| WORK TO DO |
Reproduce each record below exactly as written.

| INPUT |
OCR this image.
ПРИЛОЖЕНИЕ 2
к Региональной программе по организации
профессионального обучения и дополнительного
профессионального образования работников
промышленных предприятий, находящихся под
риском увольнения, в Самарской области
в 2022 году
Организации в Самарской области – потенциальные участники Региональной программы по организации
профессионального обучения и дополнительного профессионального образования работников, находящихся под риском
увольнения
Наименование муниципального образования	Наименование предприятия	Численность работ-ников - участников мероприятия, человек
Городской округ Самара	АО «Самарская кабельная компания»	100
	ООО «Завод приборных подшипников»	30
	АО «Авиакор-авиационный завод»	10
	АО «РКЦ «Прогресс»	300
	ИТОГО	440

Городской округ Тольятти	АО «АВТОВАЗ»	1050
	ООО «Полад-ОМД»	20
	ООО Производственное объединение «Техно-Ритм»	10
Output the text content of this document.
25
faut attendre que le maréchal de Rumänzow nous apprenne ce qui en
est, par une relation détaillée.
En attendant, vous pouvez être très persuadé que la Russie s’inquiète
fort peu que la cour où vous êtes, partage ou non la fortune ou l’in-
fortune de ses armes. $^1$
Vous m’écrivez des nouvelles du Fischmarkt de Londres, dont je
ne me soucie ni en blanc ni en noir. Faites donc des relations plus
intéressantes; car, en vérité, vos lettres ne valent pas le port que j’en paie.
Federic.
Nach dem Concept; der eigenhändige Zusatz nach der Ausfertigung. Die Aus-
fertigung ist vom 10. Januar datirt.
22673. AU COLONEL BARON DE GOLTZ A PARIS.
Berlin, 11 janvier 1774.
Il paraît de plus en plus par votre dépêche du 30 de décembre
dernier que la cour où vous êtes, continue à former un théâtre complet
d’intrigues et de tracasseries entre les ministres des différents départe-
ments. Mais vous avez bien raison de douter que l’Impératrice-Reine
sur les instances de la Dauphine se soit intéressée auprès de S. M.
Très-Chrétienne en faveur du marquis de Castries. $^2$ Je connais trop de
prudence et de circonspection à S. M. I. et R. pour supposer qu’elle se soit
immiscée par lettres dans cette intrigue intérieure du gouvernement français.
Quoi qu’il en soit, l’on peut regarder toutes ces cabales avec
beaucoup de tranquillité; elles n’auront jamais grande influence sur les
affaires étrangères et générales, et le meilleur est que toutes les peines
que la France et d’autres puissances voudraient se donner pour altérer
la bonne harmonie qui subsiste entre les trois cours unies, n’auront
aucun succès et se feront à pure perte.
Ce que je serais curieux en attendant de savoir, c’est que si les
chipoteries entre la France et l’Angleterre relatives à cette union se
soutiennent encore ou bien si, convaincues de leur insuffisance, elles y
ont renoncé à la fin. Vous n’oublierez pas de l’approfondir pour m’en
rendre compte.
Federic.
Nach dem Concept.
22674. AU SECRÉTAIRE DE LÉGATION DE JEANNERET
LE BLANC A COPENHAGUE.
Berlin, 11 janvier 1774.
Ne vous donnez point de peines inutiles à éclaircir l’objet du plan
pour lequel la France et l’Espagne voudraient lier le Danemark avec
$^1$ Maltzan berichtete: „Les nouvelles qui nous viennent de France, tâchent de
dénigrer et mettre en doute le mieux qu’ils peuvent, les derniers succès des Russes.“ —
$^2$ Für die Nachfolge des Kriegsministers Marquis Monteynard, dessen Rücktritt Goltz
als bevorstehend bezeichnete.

| FINISHED ANSWER |
OCR this image.
ПРИЛОЖЕНИЕ 2
к Региональной программе по организации
профессионального обучения и дополнительного
профессионального образования работников
промышленных предприятий, находящихся под
риском увольнения, в Самарской области
в 2022 году
Организации в Самарской области – потенциальные участники Региональной программы по организации
профессионального обучения и дополнительного профессионального образования работников, находящихся под риском
увольнения
Наименование муниципального образования	Наименование предприятия	Численность работ-ников - участников мероприятия, человек
Городской округ Самара	АО «Самарская кабельная компания»	100
	ООО «Завод приборных подшипников»	30
	АО «Авиакор-авиационный завод»	10
	АО «РКЦ «Прогресс»	300
	ИТОГО	440

Городской округ Тольятти	АО «АВТОВАЗ»	1050
	ООО «Полад-ОМД»	20
	ООО Производственное объединение «Техно-Ритм»	10
Output the text content of this document.
25
faut attendre que le maréchal de Rumänzow nous apprenne ce qui en
est, par une relation détaillée.
En attendant, vous pouvez être très persuadé que la Russie s’inquiète
fort peu que la cour où vous êtes, partage ou non la fortune ou l’in-
fortune de ses armes. $^1$
Vous m’écrivez des nouvelles du Fischmarkt de Londres, dont je
ne me soucie ni en blanc ni en noir. Faites donc des relations plus
intéressantes; car, en vérité, vos lettres ne valent pas le port que j’en paie.
Federic.
Nach dem Concept; der eigenhändige Zusatz nach der Ausfertigung. Die Aus-
fertigung ist vom 10. Januar datirt.
22673. AU COLONEL BARON DE GOLTZ A PARIS.
Berlin, 11 janvier 1774.
Il paraît de plus en plus par votre dépêche du 30 de décembre
dernier que la cour où vous êtes, continue à former un théâtre complet
d’intrigues et de tracasseries entre les ministres des différents départe-
ments. Mais vous avez bien raison de douter que l’Impératrice-Reine
sur les instances de la Dauphine se soit intéressée auprès de S. M.
Très-Chrétienne en faveur du marquis de Castries. $^2$ Je connais trop de
prudence et de circonspection à S. M. I. et R. pour supposer qu’elle se soit
immiscée par lettres dans cette intrigue intérieure du gouvernement français.
Quoi qu’il en soit, l’on peut regarder toutes ces cabales avec
beaucoup de tranquillité; elles n’auront jamais grande influence sur les
affaires étrangères et générales, et le meilleur est que toutes les peines
que la France et d’autres puissances voudraient se donner pour altérer
la bonne harmonie qui subsiste entre les trois cours unies, n’auront
aucun succès et se feront à pure perte.
Ce que je serais curieux en attendant de savoir, c’est que si les
chipoteries entre la France et l’Angleterre relatives à cette union se
soutiennent encore ou bien si, convaincues de leur insuffisance, elles y
ont renoncé à la fin. Vous n’oublierez pas de l’approfondir pour m’en
rendre compte.
Federic.
Nach dem Concept.
22674. AU SECRÉTAIRE DE LÉGATION DE JEANNERET
LE BLANC A COPENHAGUE.
Berlin, 11 janvier 1774.
Ne vous donnez point de peines inutiles à éclaircir l’objet du plan
pour lequel la France et l’Espagne voudraient lier le Danemark avec
$^1$ Maltzan berichtete: „Les nouvelles qui nous viennent de France, tâchent de
dénigrer et mettre en doute le mieux qu’ils peuvent, les derniers succès des Russes.“ —
$^2$ Für die Nachfolge des Kriegsministers Marquis Monteynard, dessen Rücktritt Goltz
als bevorstehend bezeichnete.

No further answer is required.